====== SOURCE RECORDS ======
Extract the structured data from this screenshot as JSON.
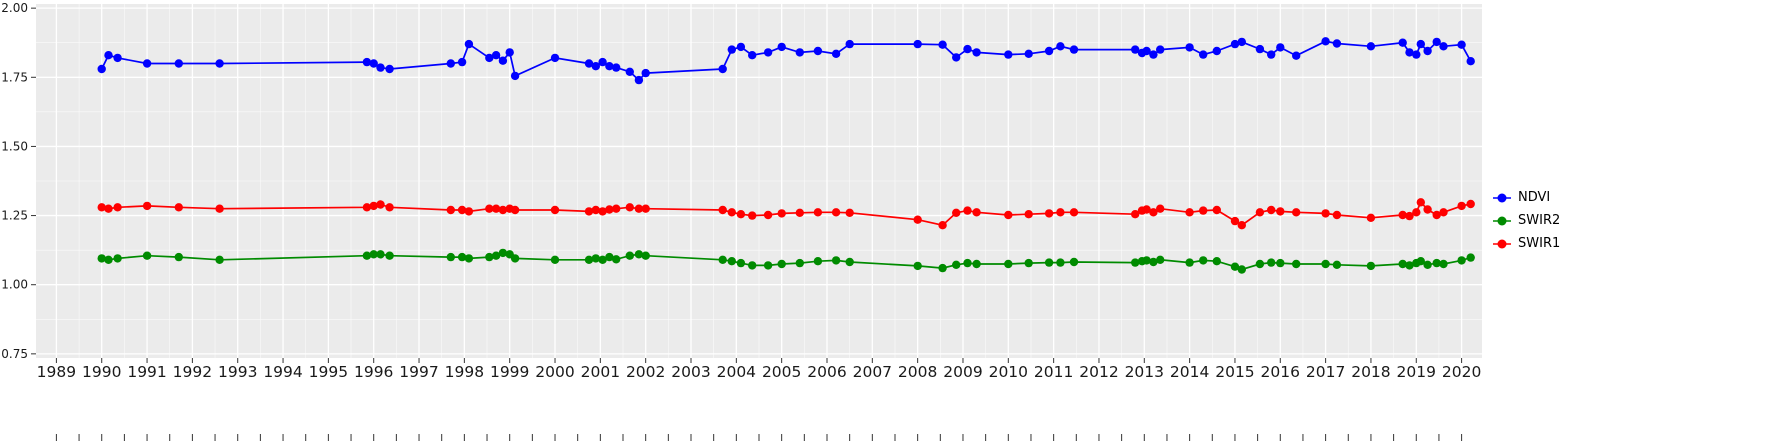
{
  "figure": {
    "background": "#FFFFFF",
    "panel_background": "#EBEBEB",
    "grid_major_color": "#FFFFFF",
    "grid_minor_color": "#FFFFFF",
    "tick_color": "#333333",
    "axis_text_color": "#1A1A1A"
  },
  "legend": {
    "position": "right",
    "items": [
      {
        "label": "NDVI",
        "color": "#0000FF"
      },
      {
        "label": "SWIR2",
        "color": "#008B00"
      },
      {
        "label": "SWIR1",
        "color": "#FF0000"
      }
    ]
  },
  "chart_data": {
    "type": "line",
    "title": "",
    "xlabel": "",
    "ylabel": "",
    "grid": true,
    "legend_position": "right",
    "xlim": [
      1988.55,
      2020.45
    ],
    "ylim": [
      0.735,
      2.015
    ],
    "x_ticks": [
      1989,
      1990,
      1991,
      1992,
      1993,
      1994,
      1995,
      1996,
      1997,
      1998,
      1999,
      2000,
      2001,
      2002,
      2003,
      2004,
      2005,
      2006,
      2007,
      2008,
      2009,
      2010,
      2011,
      2012,
      2013,
      2014,
      2015,
      2016,
      2017,
      2018,
      2019,
      2020
    ],
    "y_ticks": [
      2.0,
      1.75,
      1.5,
      1.25,
      1.0,
      0.75
    ],
    "y_tick_labels": [
      "2.00",
      "1.75",
      "1.50",
      "1.25",
      "1.00",
      "0.75"
    ],
    "x": [
      1990.0,
      1990.15,
      1990.35,
      1991.0,
      1991.7,
      1992.6,
      1995.85,
      1996.0,
      1996.15,
      1996.35,
      1997.7,
      1997.95,
      1998.1,
      1998.55,
      1998.7,
      1998.85,
      1999.0,
      1999.12,
      2000.0,
      2000.75,
      2000.9,
      2001.05,
      2001.2,
      2001.35,
      2001.65,
      2001.85,
      2002.0,
      2003.7,
      2003.9,
      2004.1,
      2004.35,
      2004.7,
      2005.0,
      2005.4,
      2005.8,
      2006.2,
      2006.5,
      2008.0,
      2008.55,
      2008.85,
      2009.1,
      2009.3,
      2010.0,
      2010.45,
      2010.9,
      2011.15,
      2011.45,
      2012.8,
      2012.95,
      2013.05,
      2013.2,
      2013.35,
      2014.0,
      2014.3,
      2014.6,
      2015.0,
      2015.15,
      2015.55,
      2015.8,
      2016.0,
      2016.35,
      2017.0,
      2017.25,
      2018.0,
      2018.7,
      2018.85,
      2019.0,
      2019.1,
      2019.25,
      2019.45,
      2019.6,
      2020.0,
      2020.2
    ],
    "series": [
      {
        "name": "NDVI",
        "color": "#0000FF",
        "values": [
          1.78,
          1.83,
          1.82,
          1.8,
          1.8,
          1.8,
          1.805,
          1.8,
          1.785,
          1.78,
          1.8,
          1.805,
          1.87,
          1.82,
          1.83,
          1.81,
          1.84,
          1.755,
          1.82,
          1.8,
          1.79,
          1.805,
          1.79,
          1.785,
          1.77,
          1.74,
          1.765,
          1.78,
          1.85,
          1.86,
          1.83,
          1.84,
          1.86,
          1.84,
          1.845,
          1.835,
          1.87,
          1.87,
          1.868,
          1.822,
          1.852,
          1.84,
          1.832,
          1.835,
          1.845,
          1.862,
          1.85,
          1.85,
          1.838,
          1.845,
          1.832,
          1.85,
          1.858,
          1.832,
          1.845,
          1.87,
          1.878,
          1.852,
          1.832,
          1.858,
          1.828,
          1.88,
          1.872,
          1.862,
          1.875,
          1.84,
          1.832,
          1.87,
          1.845,
          1.878,
          1.862,
          1.868,
          1.808
        ]
      },
      {
        "name": "SWIR2",
        "color": "#008B00",
        "values": [
          1.095,
          1.09,
          1.095,
          1.105,
          1.1,
          1.09,
          1.105,
          1.11,
          1.11,
          1.105,
          1.1,
          1.1,
          1.095,
          1.1,
          1.105,
          1.115,
          1.11,
          1.095,
          1.09,
          1.09,
          1.095,
          1.09,
          1.1,
          1.092,
          1.105,
          1.11,
          1.105,
          1.09,
          1.085,
          1.078,
          1.07,
          1.07,
          1.075,
          1.078,
          1.085,
          1.088,
          1.082,
          1.068,
          1.06,
          1.072,
          1.078,
          1.075,
          1.075,
          1.078,
          1.08,
          1.08,
          1.082,
          1.08,
          1.085,
          1.088,
          1.082,
          1.09,
          1.08,
          1.088,
          1.085,
          1.065,
          1.055,
          1.075,
          1.08,
          1.078,
          1.075,
          1.075,
          1.072,
          1.068,
          1.075,
          1.07,
          1.078,
          1.085,
          1.072,
          1.078,
          1.075,
          1.088,
          1.098
        ]
      },
      {
        "name": "SWIR1",
        "color": "#FF0000",
        "values": [
          1.28,
          1.275,
          1.28,
          1.285,
          1.28,
          1.275,
          1.28,
          1.285,
          1.29,
          1.28,
          1.27,
          1.27,
          1.265,
          1.275,
          1.275,
          1.27,
          1.275,
          1.27,
          1.27,
          1.265,
          1.27,
          1.265,
          1.272,
          1.275,
          1.28,
          1.275,
          1.275,
          1.27,
          1.262,
          1.255,
          1.25,
          1.252,
          1.258,
          1.26,
          1.262,
          1.262,
          1.26,
          1.235,
          1.215,
          1.26,
          1.268,
          1.262,
          1.252,
          1.255,
          1.258,
          1.262,
          1.262,
          1.255,
          1.268,
          1.272,
          1.262,
          1.275,
          1.262,
          1.268,
          1.27,
          1.23,
          1.215,
          1.262,
          1.27,
          1.265,
          1.262,
          1.258,
          1.252,
          1.242,
          1.252,
          1.248,
          1.262,
          1.298,
          1.272,
          1.252,
          1.262,
          1.285,
          1.292
        ]
      }
    ]
  }
}
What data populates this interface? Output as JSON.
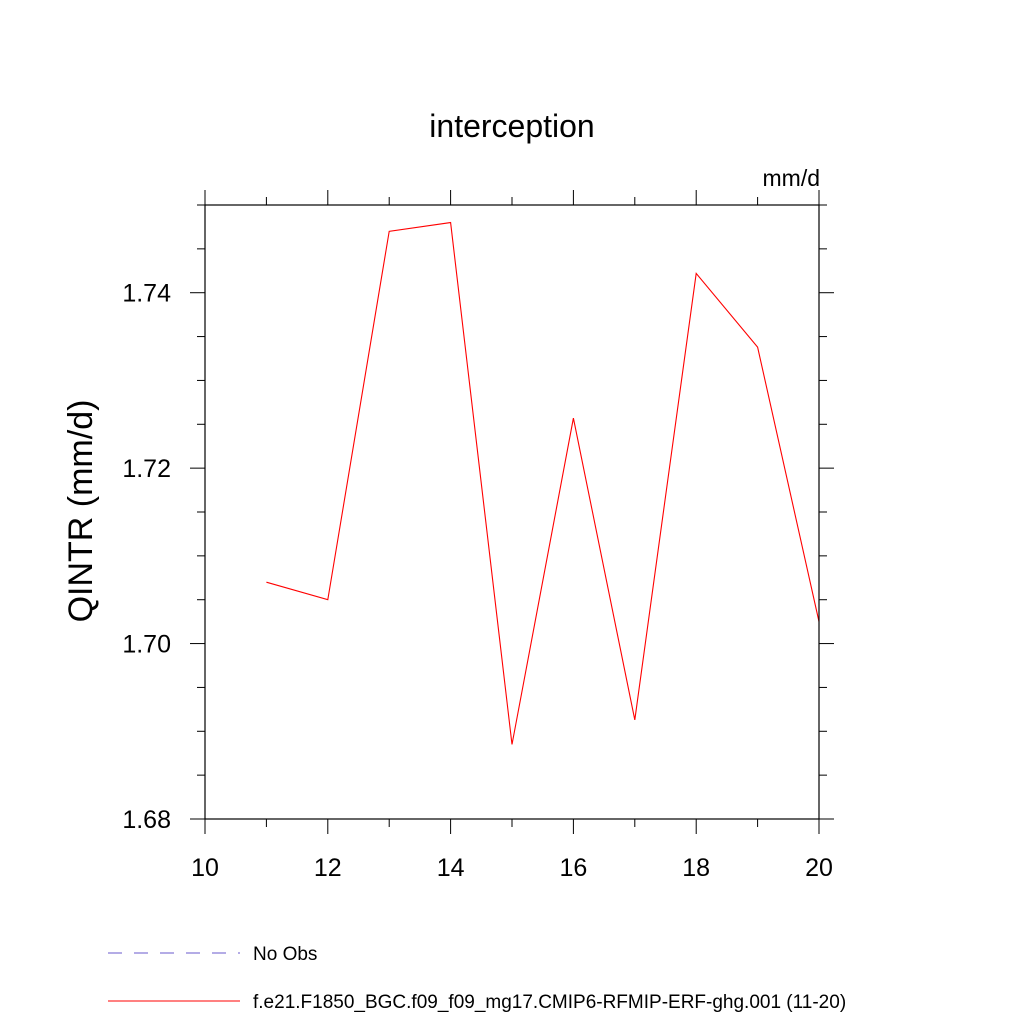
======
■ WHAT TO PRODUCE
Write out the full set of lines verbatim, without the pictures.

■ OUTPUT FOR THIS TASK
Extract the structured data from this screenshot as JSON.
{
  "figure": {
    "background": "#FFFFFF",
    "panel_background": "#EBEBEB",
    "grid_major_color": "#FFFFFF",
    "grid_minor_color": "#FFFFFF",
    "tick_color": "#333333",
    "axis_text_color": "#1A1A1A"
  },
  "legend": {
    "position": "right",
    "items": [
      {
        "label": "NDVI",
        "color": "#0000FF"
      },
      {
        "label": "SWIR2",
        "color": "#008B00"
      },
      {
        "label": "SWIR1",
        "color": "#FF0000"
      }
    ]
  },
  "chart_data": {
    "type": "line",
    "title": "",
    "xlabel": "",
    "ylabel": "",
    "grid": true,
    "legend_position": "right",
    "xlim": [
      1988.55,
      2020.45
    ],
    "ylim": [
      0.735,
      2.015
    ],
    "x_ticks": [
      1989,
      1990,
      1991,
      1992,
      1993,
      1994,
      1995,
      1996,
      1997,
      1998,
      1999,
      2000,
      2001,
      2002,
      2003,
      2004,
      2005,
      2006,
      2007,
      2008,
      2009,
      2010,
      2011,
      2012,
      2013,
      2014,
      2015,
      2016,
      2017,
      2018,
      2019,
      2020
    ],
    "y_ticks": [
      2.0,
      1.75,
      1.5,
      1.25,
      1.0,
      0.75
    ],
    "y_tick_labels": [
      "2.00",
      "1.75",
      "1.50",
      "1.25",
      "1.00",
      "0.75"
    ],
    "x": [
      1990.0,
      1990.15,
      1990.35,
      1991.0,
      1991.7,
      1992.6,
      1995.85,
      1996.0,
      1996.15,
      1996.35,
      1997.7,
      1997.95,
      1998.1,
      1998.55,
      1998.7,
      1998.85,
      1999.0,
      1999.12,
      2000.0,
      2000.75,
      2000.9,
      2001.05,
      2001.2,
      2001.35,
      2001.65,
      2001.85,
      2002.0,
      2003.7,
      2003.9,
      2004.1,
      2004.35,
      2004.7,
      2005.0,
      2005.4,
      2005.8,
      2006.2,
      2006.5,
      2008.0,
      2008.55,
      2008.85,
      2009.1,
      2009.3,
      2010.0,
      2010.45,
      2010.9,
      2011.15,
      2011.45,
      2012.8,
      2012.95,
      2013.05,
      2013.2,
      2013.35,
      2014.0,
      2014.3,
      2014.6,
      2015.0,
      2015.15,
      2015.55,
      2015.8,
      2016.0,
      2016.35,
      2017.0,
      2017.25,
      2018.0,
      2018.7,
      2018.85,
      2019.0,
      2019.1,
      2019.25,
      2019.45,
      2019.6,
      2020.0,
      2020.2
    ],
    "series": [
      {
        "name": "NDVI",
        "color": "#0000FF",
        "values": [
          1.78,
          1.83,
          1.82,
          1.8,
          1.8,
          1.8,
          1.805,
          1.8,
          1.785,
          1.78,
          1.8,
          1.805,
          1.87,
          1.82,
          1.83,
          1.81,
          1.84,
          1.755,
          1.82,
          1.8,
          1.79,
          1.805,
          1.79,
          1.785,
          1.77,
          1.74,
          1.765,
          1.78,
          1.85,
          1.86,
          1.83,
          1.84,
          1.86,
          1.84,
          1.845,
          1.835,
          1.87,
          1.87,
          1.868,
          1.822,
          1.852,
          1.84,
          1.832,
          1.835,
          1.845,
          1.862,
          1.85,
          1.85,
          1.838,
          1.845,
          1.832,
          1.85,
          1.858,
          1.832,
          1.845,
          1.87,
          1.878,
          1.852,
          1.832,
          1.858,
          1.828,
          1.88,
          1.872,
          1.862,
          1.875,
          1.84,
          1.832,
          1.87,
          1.845,
          1.878,
          1.862,
          1.868,
          1.808
        ]
      },
      {
        "name": "SWIR2",
        "color": "#008B00",
        "values": [
          1.095,
          1.09,
          1.095,
          1.105,
          1.1,
          1.09,
          1.105,
          1.11,
          1.11,
          1.105,
          1.1,
          1.1,
          1.095,
          1.1,
          1.105,
          1.115,
          1.11,
          1.095,
          1.09,
          1.09,
          1.095,
          1.09,
          1.1,
          1.092,
          1.105,
          1.11,
          1.105,
          1.09,
          1.085,
          1.078,
          1.07,
          1.07,
          1.075,
          1.078,
          1.085,
          1.088,
          1.082,
          1.068,
          1.06,
          1.072,
          1.078,
          1.075,
          1.075,
          1.078,
          1.08,
          1.08,
          1.082,
          1.08,
          1.085,
          1.088,
          1.082,
          1.09,
          1.08,
          1.088,
          1.085,
          1.065,
          1.055,
          1.075,
          1.08,
          1.078,
          1.075,
          1.075,
          1.072,
          1.068,
          1.075,
          1.07,
          1.078,
          1.085,
          1.072,
          1.078,
          1.075,
          1.088,
          1.098
        ]
      },
      {
        "name": "SWIR1",
        "color": "#FF0000",
        "values": [
          1.28,
          1.275,
          1.28,
          1.285,
          1.28,
          1.275,
          1.28,
          1.285,
          1.29,
          1.28,
          1.27,
          1.27,
          1.265,
          1.275,
          1.275,
          1.27,
          1.275,
          1.27,
          1.27,
          1.265,
          1.27,
          1.265,
          1.272,
          1.275,
          1.28,
          1.275,
          1.275,
          1.27,
          1.262,
          1.255,
          1.25,
          1.252,
          1.258,
          1.26,
          1.262,
          1.262,
          1.26,
          1.235,
          1.215,
          1.26,
          1.268,
          1.262,
          1.252,
          1.255,
          1.258,
          1.262,
          1.262,
          1.255,
          1.268,
          1.272,
          1.262,
          1.275,
          1.262,
          1.268,
          1.27,
          1.23,
          1.215,
          1.262,
          1.27,
          1.265,
          1.262,
          1.258,
          1.252,
          1.242,
          1.252,
          1.248,
          1.262,
          1.298,
          1.272,
          1.252,
          1.262,
          1.285,
          1.292
        ]
      }
    ]
  }
}
What data populates this interface? Output as JSON.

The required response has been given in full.